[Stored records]
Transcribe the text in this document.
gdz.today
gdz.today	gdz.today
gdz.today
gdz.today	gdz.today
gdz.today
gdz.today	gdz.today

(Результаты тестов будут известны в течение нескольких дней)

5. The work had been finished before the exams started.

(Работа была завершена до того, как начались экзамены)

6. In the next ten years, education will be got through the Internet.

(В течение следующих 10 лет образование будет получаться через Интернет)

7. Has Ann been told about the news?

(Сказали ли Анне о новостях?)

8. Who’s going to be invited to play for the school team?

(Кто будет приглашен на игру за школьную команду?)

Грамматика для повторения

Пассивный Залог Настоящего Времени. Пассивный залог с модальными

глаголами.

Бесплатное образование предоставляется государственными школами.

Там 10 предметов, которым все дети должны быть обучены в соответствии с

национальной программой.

> **EXERCISE DIRECTIONS**
Exactly reproduce every line of the data above.

> **FINISHED TASK**
Transcribe the text in this document.
gdz.today
gdz.today	gdz.today
gdz.today
gdz.today	gdz.today
gdz.today
gdz.today	gdz.today

(Результаты тестов будут известны в течение нескольких дней)

5. The work had been finished before the exams started.

(Работа была завершена до того, как начались экзамены)

6. In the next ten years, education will be got through the Internet.

(В течение следующих 10 лет образование будет получаться через Интернет)

7. Has Ann been told about the news?

(Сказали ли Анне о новостях?)

8. Who’s going to be invited to play for the school team?

(Кто будет приглашен на игру за школьную команду?)

Грамматика для повторения

Пассивный Залог Настоящего Времени. Пассивный залог с модальными

глаголами.

Бесплатное образование предоставляется государственными школами.

Там 10 предметов, которым все дети должны быть обучены в соответствии с

национальной программой.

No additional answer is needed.